Exercise goal
Scan the lines below for the string "document" and copy every one that has it.
☆ ☆ ☆
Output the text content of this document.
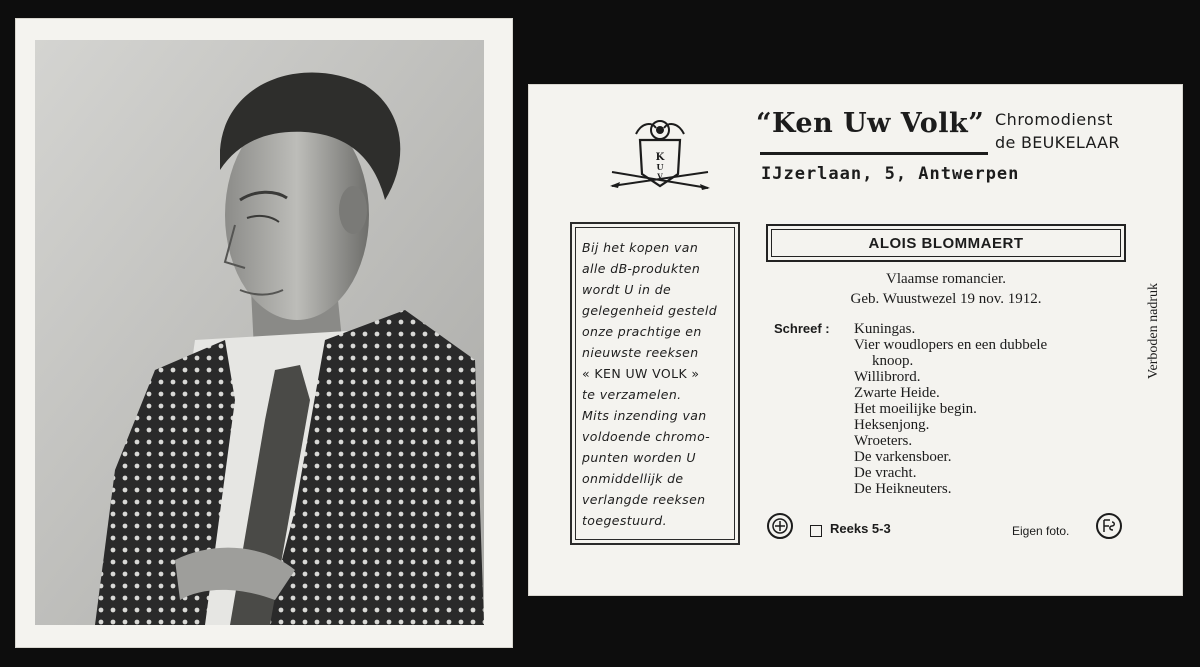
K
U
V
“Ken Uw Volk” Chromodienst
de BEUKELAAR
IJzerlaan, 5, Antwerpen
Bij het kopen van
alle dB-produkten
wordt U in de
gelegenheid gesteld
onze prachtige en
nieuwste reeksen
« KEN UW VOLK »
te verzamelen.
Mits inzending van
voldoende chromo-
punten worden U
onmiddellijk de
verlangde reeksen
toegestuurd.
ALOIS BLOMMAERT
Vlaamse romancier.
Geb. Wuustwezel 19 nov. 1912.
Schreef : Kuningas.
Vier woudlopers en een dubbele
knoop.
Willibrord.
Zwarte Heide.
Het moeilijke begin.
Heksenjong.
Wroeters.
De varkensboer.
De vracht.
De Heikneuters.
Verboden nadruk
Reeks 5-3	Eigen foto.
☆ ☆ ☆
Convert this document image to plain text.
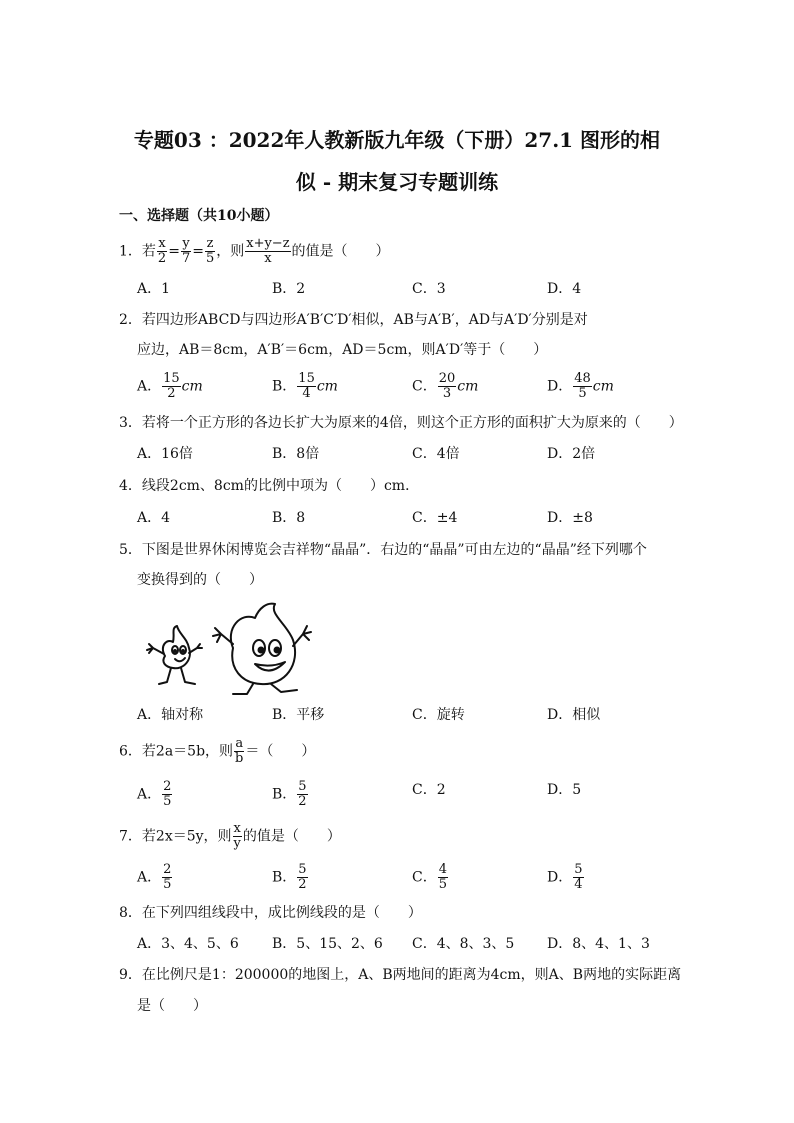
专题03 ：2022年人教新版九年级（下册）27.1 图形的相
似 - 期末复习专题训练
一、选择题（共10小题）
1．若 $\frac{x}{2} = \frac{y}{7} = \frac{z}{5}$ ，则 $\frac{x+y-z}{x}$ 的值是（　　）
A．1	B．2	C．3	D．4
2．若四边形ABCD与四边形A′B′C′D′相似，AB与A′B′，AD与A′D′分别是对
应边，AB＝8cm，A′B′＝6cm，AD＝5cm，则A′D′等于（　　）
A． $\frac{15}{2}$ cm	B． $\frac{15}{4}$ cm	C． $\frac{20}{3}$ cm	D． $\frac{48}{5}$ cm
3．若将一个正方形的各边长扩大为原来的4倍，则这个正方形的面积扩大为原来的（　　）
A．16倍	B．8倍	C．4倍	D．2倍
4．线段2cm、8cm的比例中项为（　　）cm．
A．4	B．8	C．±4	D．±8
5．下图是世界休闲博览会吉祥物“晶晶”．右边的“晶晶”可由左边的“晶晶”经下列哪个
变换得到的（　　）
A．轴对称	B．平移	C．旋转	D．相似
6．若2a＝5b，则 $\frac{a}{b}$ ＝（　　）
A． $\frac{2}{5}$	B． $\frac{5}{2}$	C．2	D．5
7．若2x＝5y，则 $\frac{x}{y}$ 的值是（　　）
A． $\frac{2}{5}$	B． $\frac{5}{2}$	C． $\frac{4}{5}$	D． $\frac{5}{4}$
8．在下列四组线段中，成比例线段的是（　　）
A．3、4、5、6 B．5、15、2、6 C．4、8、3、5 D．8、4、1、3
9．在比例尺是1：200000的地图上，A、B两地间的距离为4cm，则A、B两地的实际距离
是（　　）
☆ ☆ ☆
Solution to this exercise
Output the text content of this document.
Convert this document image to plain text.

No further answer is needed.